** start of Information provided **

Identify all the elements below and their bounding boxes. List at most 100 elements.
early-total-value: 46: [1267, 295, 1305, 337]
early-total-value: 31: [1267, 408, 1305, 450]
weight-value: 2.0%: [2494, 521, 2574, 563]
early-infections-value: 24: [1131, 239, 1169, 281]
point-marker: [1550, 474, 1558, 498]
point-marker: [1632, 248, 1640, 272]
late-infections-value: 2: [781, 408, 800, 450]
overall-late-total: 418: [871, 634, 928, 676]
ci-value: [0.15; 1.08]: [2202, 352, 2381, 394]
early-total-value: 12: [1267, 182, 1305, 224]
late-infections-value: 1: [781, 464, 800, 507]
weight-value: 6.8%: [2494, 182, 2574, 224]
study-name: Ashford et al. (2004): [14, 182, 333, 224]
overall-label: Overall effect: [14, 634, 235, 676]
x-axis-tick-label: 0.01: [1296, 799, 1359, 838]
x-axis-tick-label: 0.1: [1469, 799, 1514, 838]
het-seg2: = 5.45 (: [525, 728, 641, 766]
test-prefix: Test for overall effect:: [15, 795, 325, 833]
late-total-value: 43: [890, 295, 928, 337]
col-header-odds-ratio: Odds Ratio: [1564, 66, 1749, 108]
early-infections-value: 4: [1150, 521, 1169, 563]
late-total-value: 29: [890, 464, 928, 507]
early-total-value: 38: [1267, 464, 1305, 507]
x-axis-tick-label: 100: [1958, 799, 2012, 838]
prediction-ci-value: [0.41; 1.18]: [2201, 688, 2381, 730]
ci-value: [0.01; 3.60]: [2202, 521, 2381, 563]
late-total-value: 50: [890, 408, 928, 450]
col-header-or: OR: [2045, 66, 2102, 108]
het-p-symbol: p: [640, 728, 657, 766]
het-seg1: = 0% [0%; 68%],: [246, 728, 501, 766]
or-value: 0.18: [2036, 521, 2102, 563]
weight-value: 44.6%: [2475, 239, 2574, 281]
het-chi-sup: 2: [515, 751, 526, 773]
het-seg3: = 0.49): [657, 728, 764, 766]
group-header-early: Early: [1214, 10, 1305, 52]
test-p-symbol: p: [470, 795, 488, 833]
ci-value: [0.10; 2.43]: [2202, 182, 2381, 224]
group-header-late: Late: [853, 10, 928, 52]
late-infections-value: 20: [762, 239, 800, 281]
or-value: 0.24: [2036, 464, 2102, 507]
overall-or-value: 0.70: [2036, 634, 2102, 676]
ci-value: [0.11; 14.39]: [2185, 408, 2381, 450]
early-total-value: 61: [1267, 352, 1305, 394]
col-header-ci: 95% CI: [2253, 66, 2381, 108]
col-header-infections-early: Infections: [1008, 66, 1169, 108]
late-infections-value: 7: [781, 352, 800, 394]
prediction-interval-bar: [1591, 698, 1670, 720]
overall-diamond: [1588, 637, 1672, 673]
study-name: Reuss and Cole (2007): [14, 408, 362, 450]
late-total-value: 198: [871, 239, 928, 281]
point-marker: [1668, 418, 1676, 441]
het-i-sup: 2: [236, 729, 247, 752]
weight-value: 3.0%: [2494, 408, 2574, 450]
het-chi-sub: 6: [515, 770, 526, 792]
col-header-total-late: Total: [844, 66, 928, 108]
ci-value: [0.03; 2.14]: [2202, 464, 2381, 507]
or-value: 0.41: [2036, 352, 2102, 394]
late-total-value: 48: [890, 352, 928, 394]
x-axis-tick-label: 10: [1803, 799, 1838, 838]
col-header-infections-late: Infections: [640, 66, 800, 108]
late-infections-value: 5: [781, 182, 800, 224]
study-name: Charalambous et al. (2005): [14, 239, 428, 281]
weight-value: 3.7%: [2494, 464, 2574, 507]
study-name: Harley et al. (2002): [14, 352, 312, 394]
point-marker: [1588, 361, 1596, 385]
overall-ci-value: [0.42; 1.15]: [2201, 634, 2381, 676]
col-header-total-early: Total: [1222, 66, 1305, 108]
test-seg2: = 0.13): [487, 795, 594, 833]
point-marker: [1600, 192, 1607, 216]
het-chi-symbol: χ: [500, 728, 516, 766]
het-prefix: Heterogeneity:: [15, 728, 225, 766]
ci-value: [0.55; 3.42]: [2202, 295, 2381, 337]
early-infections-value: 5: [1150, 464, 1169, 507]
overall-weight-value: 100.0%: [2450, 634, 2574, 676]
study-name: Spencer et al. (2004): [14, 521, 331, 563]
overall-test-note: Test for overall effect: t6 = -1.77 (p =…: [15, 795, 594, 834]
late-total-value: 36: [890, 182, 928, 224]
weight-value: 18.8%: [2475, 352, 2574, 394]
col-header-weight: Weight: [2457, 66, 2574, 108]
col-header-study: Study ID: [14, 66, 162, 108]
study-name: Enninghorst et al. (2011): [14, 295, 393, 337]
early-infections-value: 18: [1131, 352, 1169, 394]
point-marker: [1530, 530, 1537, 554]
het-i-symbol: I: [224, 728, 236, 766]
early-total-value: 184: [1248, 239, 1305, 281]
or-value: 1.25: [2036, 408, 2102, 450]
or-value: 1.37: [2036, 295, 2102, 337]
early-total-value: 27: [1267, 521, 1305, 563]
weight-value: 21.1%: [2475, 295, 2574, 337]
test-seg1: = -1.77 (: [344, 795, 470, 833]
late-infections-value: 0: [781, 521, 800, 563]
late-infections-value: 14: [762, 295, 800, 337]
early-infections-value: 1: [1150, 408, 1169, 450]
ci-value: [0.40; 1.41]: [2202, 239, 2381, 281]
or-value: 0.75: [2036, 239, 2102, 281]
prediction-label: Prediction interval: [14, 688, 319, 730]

** end of Information provided **

> _Requirement_
Copy out every one of the records above line for line, with nothing changed.

> _Solved exercise_
Identify all the elements below and their bounding boxes. List at most 100 elements.
early-total-value: 46: [1267, 295, 1305, 337]
early-total-value: 31: [1267, 408, 1305, 450]
weight-value: 2.0%: [2494, 521, 2574, 563]
early-infections-value: 24: [1131, 239, 1169, 281]
point-marker: [1550, 474, 1558, 498]
point-marker: [1632, 248, 1640, 272]
late-infections-value: 2: [781, 408, 800, 450]
overall-late-total: 418: [871, 634, 928, 676]
ci-value: [0.15; 1.08]: [2202, 352, 2381, 394]
early-total-value: 12: [1267, 182, 1305, 224]
late-infections-value: 1: [781, 464, 800, 507]
weight-value: 6.8%: [2494, 182, 2574, 224]
study-name: Ashford et al. (2004): [14, 182, 333, 224]
overall-label: Overall effect: [14, 634, 235, 676]
x-axis-tick-label: 0.01: [1296, 799, 1359, 838]
x-axis-tick-label: 0.1: [1469, 799, 1514, 838]
het-seg2: = 5.45 (: [525, 728, 641, 766]
test-prefix: Test for overall effect:: [15, 795, 325, 833]
late-total-value: 43: [890, 295, 928, 337]
col-header-odds-ratio: Odds Ratio: [1564, 66, 1749, 108]
early-infections-value: 4: [1150, 521, 1169, 563]
late-total-value: 29: [890, 464, 928, 507]
early-total-value: 38: [1267, 464, 1305, 507]
x-axis-tick-label: 100: [1958, 799, 2012, 838]
prediction-ci-value: [0.41; 1.18]: [2201, 688, 2381, 730]
ci-value: [0.01; 3.60]: [2202, 521, 2381, 563]
late-total-value: 50: [890, 408, 928, 450]
col-header-or: OR: [2045, 66, 2102, 108]
het-p-symbol: p: [640, 728, 657, 766]
het-seg1: = 0% [0%; 68%],: [246, 728, 501, 766]
or-value: 0.18: [2036, 521, 2102, 563]
weight-value: 44.6%: [2475, 239, 2574, 281]
het-chi-sup: 2: [515, 751, 526, 773]
het-seg3: = 0.49): [657, 728, 764, 766]
group-header-early: Early: [1214, 10, 1305, 52]
test-p-symbol: p: [470, 795, 488, 833]
ci-value: [0.10; 2.43]: [2202, 182, 2381, 224]
group-header-late: Late: [853, 10, 928, 52]
late-infections-value: 20: [762, 239, 800, 281]
or-value: 0.24: [2036, 464, 2102, 507]
overall-or-value: 0.70: [2036, 634, 2102, 676]
ci-value: [0.11; 14.39]: [2185, 408, 2381, 450]
early-total-value: 61: [1267, 352, 1305, 394]
col-header-ci: 95% CI: [2253, 66, 2381, 108]
col-header-infections-early: Infections: [1008, 66, 1169, 108]
late-infections-value: 7: [781, 352, 800, 394]
prediction-interval-bar: [1591, 698, 1670, 720]
overall-diamond: [1588, 637, 1672, 673]
study-name: Reuss and Cole (2007): [14, 408, 362, 450]
late-total-value: 198: [871, 239, 928, 281]
point-marker: [1668, 418, 1676, 441]
het-i-sup: 2: [236, 729, 247, 752]
weight-value: 3.0%: [2494, 408, 2574, 450]
het-chi-sub: 6: [515, 770, 526, 792]
col-header-total-late: Total: [844, 66, 928, 108]
ci-value: [0.03; 2.14]: [2202, 464, 2381, 507]
or-value: 0.41: [2036, 352, 2102, 394]
late-total-value: 48: [890, 352, 928, 394]
x-axis-tick-label: 10: [1803, 799, 1838, 838]
col-header-infections-late: Infections: [640, 66, 800, 108]
late-infections-value: 5: [781, 182, 800, 224]
study-name: Charalambous et al. (2005): [14, 239, 428, 281]
weight-value: 3.7%: [2494, 464, 2574, 507]
study-name: Harley et al. (2002): [14, 352, 312, 394]
point-marker: [1588, 361, 1596, 385]
overall-ci-value: [0.42; 1.15]: [2201, 634, 2381, 676]
col-header-total-early: Total: [1222, 66, 1305, 108]
test-seg2: = 0.13): [487, 795, 594, 833]
point-marker: [1600, 192, 1607, 216]
het-chi-symbol: χ: [500, 728, 516, 766]
het-prefix: Heterogeneity:: [15, 728, 225, 766]
ci-value: [0.55; 3.42]: [2202, 295, 2381, 337]
early-infections-value: 5: [1150, 464, 1169, 507]
overall-weight-value: 100.0%: [2450, 634, 2574, 676]
study-name: Spencer et al. (2004): [14, 521, 331, 563]
overall-test-note: Test for overall effect: t6 = -1.77 (p =…: [15, 795, 594, 834]
late-total-value: 36: [890, 182, 928, 224]
weight-value: 18.8%: [2475, 352, 2574, 394]
col-header-weight: Weight: [2457, 66, 2574, 108]
col-header-study: Study ID: [14, 66, 162, 108]
study-name: Enninghorst et al. (2011): [14, 295, 393, 337]
early-infections-value: 18: [1131, 352, 1169, 394]
point-marker: [1530, 530, 1537, 554]
het-i-symbol: I: [224, 728, 236, 766]
early-total-value: 184: [1248, 239, 1305, 281]
or-value: 1.25: [2036, 408, 2102, 450]
or-value: 1.37: [2036, 295, 2102, 337]
early-total-value: 27: [1267, 521, 1305, 563]
weight-value: 21.1%: [2475, 295, 2574, 337]
test-seg1: = -1.77 (: [344, 795, 470, 833]
late-infections-value: 0: [781, 521, 800, 563]
late-infections-value: 14: [762, 295, 800, 337]
early-infections-value: 1: [1150, 408, 1169, 450]
ci-value: [0.40; 1.41]: [2202, 239, 2381, 281]
or-value: 0.75: [2036, 239, 2102, 281]
prediction-label: Prediction interval: [14, 688, 319, 730]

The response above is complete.